Directions - Without the pictures, output the records below word for word.

Exercise material -

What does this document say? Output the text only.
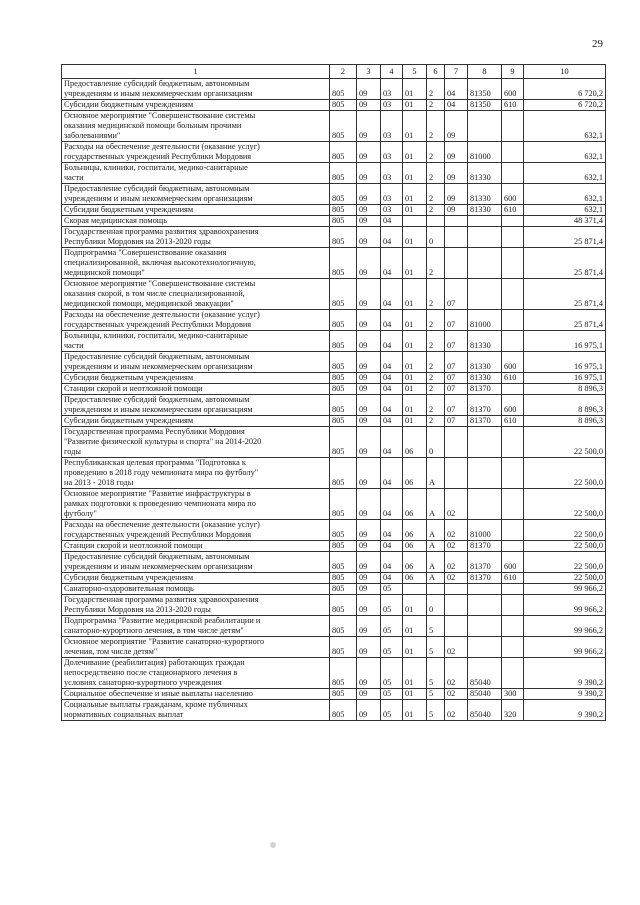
29
1	2	3	4	5	6	7	8	9	10
Предоставление субсидий бюджетным, автономным
учреждениям и иным некоммерческим организациям	805	09	03	01	2	04	81350	600	6 720,2
Субсидии бюджетным учреждениям	805	09	03	01	2	04	81350	610	6 720,2
Основное мероприятие "Совершенствование системы
оказания медицинской помощи больным прочими
заболеваниями"	805	09	03	01	2	09			632,1
Расходы на обеспечение деятельности (оказание услуг)
государственных учреждений Республики Мордовия	805	09	03	01	2	09	81000		632,1
Больницы, клиники, госпитали, медико-санитарные
части	805	09	03	01	2	09	81330		632,1
Предоставление субсидий бюджетным, автономным
учреждениям и иным некоммерческим организациям	805	09	03	01	2	09	81330	600	632,1
Субсидии бюджетным учреждениям	805	09	03	01	2	09	81330	610	632,1
Скорая медицинская помощь	805	09	04						48 371,4
Государственная программа развития здравоохранения
Республики Мордовия на 2013-2020 годы	805	09	04	01	0				25 871,4
Подпрограмма "Совершенствование оказания
специализированной, включая высокотехнологичную,
медицинской помощи"	805	09	04	01	2				25 871,4
Основное мероприятие "Совершенствование системы
оказания скорой, в том числе специализированной,
медицинской помощи, медицинской эвакуации"	805	09	04	01	2	07			25 871,4
Расходы на обеспечение деятельности (оказание услуг)
государственных учреждений Республики Мордовия	805	09	04	01	2	07	81000		25 871,4
Больницы, клиники, госпитали, медико-санитарные
части	805	09	04	01	2	07	81330		16 975,1
Предоставление субсидий бюджетным, автономным
учреждениям и иным некоммерческим организациям	805	09	04	01	2	07	81330	600	16 975,1
Субсидии бюджетным учреждениям	805	09	04	01	2	07	81330	610	16 975,1
Станции скорой и неотложной помощи	805	09	04	01	2	07	81370		8 896,3
Предоставление субсидий бюджетным, автономным
учреждениям и иным некоммерческим организациям	805	09	04	01	2	07	81370	600	8 896,3
Субсидии бюджетным учреждениям	805	09	04	01	2	07	81370	610	8 896,3
Государственная программа Республики Мордовия
"Развитие физической культуры и спорта" на 2014-2020
годы	805	09	04	06	0				22 500,0
Республиканская целевая программа "Подготовка к
проведению в 2018 году чемпионата мира по футболу"
на 2013 - 2018 годы	805	09	04	06	А				22 500,0
Основное мероприятие "Развитие инфраструктуры в
рамках подготовки к проведению чемпионата мира по
футболу"	805	09	04	06	А	02			22 500,0
Расходы на обеспечение деятельности (оказание услуг)
государственных учреждений Республики Мордовия	805	09	04	06	А	02	81000		22 500,0
Станции скорой и неотложной помощи	805	09	04	06	А	02	81370		22 500,0
Предоставление субсидий бюджетным, автономным
учреждениям и иным некоммерческим организациям	805	09	04	06	А	02	81370	600	22 500,0
Субсидии бюджетным учреждениям	805	09	04	06	А	02	81370	610	22 500,0
Санаторно-оздоровительная помощь	805	09	05						99 966,2
Государственная программа развития здравоохранения
Республики Мордовия на 2013-2020 годы	805	09	05	01	0				99 966,2
Подпрограмма "Развитие медицинской реабилитации и
санаторно-курортного лечения, в том числе детям"	805	09	05	01	5				99 966,2
Основное мероприятие "Развитие санаторно-курортного
лечения, том числе детям"	805	09	05	01	5	02			99 966,2
Долечивание (реабилитация) работающих граждан
непосредственно после стационарного лечения в
условиях санаторно-курортного учреждения	805	09	05	01	5	02	85040		9 390,2
Социальное обеспечение и иные выплаты населению	805	09	05	01	5	02	85040	300	9 390,2
Социальные выплаты гражданам, кроме публичных
нормативных социальных выплат	805	09	05	01	5	02	85040	320	9 390,2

Solution -
What does this document say? Output the text only.
29
1	2	3	4	5	6	7	8	9	10
Предоставление субсидий бюджетным, автономным
учреждениям и иным некоммерческим организациям	805	09	03	01	2	04	81350	600	6 720,2
Субсидии бюджетным учреждениям	805	09	03	01	2	04	81350	610	6 720,2
Основное мероприятие "Совершенствование системы
оказания медицинской помощи больным прочими
заболеваниями"	805	09	03	01	2	09			632,1
Расходы на обеспечение деятельности (оказание услуг)
государственных учреждений Республики Мордовия	805	09	03	01	2	09	81000		632,1
Больницы, клиники, госпитали, медико-санитарные
части	805	09	03	01	2	09	81330		632,1
Предоставление субсидий бюджетным, автономным
учреждениям и иным некоммерческим организациям	805	09	03	01	2	09	81330	600	632,1
Субсидии бюджетным учреждениям	805	09	03	01	2	09	81330	610	632,1
Скорая медицинская помощь	805	09	04						48 371,4
Государственная программа развития здравоохранения
Республики Мордовия на 2013-2020 годы	805	09	04	01	0				25 871,4
Подпрограмма "Совершенствование оказания
специализированной, включая высокотехнологичную,
медицинской помощи"	805	09	04	01	2				25 871,4
Основное мероприятие "Совершенствование системы
оказания скорой, в том числе специализированной,
медицинской помощи, медицинской эвакуации"	805	09	04	01	2	07			25 871,4
Расходы на обеспечение деятельности (оказание услуг)
государственных учреждений Республики Мордовия	805	09	04	01	2	07	81000		25 871,4
Больницы, клиники, госпитали, медико-санитарные
части	805	09	04	01	2	07	81330		16 975,1
Предоставление субсидий бюджетным, автономным
учреждениям и иным некоммерческим организациям	805	09	04	01	2	07	81330	600	16 975,1
Субсидии бюджетным учреждениям	805	09	04	01	2	07	81330	610	16 975,1
Станции скорой и неотложной помощи	805	09	04	01	2	07	81370		8 896,3
Предоставление субсидий бюджетным, автономным
учреждениям и иным некоммерческим организациям	805	09	04	01	2	07	81370	600	8 896,3
Субсидии бюджетным учреждениям	805	09	04	01	2	07	81370	610	8 896,3
Государственная программа Республики Мордовия
"Развитие физической культуры и спорта" на 2014-2020
годы	805	09	04	06	0				22 500,0
Республиканская целевая программа "Подготовка к
проведению в 2018 году чемпионата мира по футболу"
на 2013 - 2018 годы	805	09	04	06	А				22 500,0
Основное мероприятие "Развитие инфраструктуры в
рамках подготовки к проведению чемпионата мира по
футболу"	805	09	04	06	А	02			22 500,0
Расходы на обеспечение деятельности (оказание услуг)
государственных учреждений Республики Мордовия	805	09	04	06	А	02	81000		22 500,0
Станции скорой и неотложной помощи	805	09	04	06	А	02	81370		22 500,0
Предоставление субсидий бюджетным, автономным
учреждениям и иным некоммерческим организациям	805	09	04	06	А	02	81370	600	22 500,0
Субсидии бюджетным учреждениям	805	09	04	06	А	02	81370	610	22 500,0
Санаторно-оздоровительная помощь	805	09	05						99 966,2
Государственная программа развития здравоохранения
Республики Мордовия на 2013-2020 годы	805	09	05	01	0				99 966,2
Подпрограмма "Развитие медицинской реабилитации и
санаторно-курортного лечения, в том числе детям"	805	09	05	01	5				99 966,2
Основное мероприятие "Развитие санаторно-курортного
лечения, том числе детям"	805	09	05	01	5	02			99 966,2
Долечивание (реабилитация) работающих граждан
непосредственно после стационарного лечения в
условиях санаторно-курортного учреждения	805	09	05	01	5	02	85040		9 390,2
Социальное обеспечение и иные выплаты населению	805	09	05	01	5	02	85040	300	9 390,2
Социальные выплаты гражданам, кроме публичных
нормативных социальных выплат	805	09	05	01	5	02	85040	320	9 390,2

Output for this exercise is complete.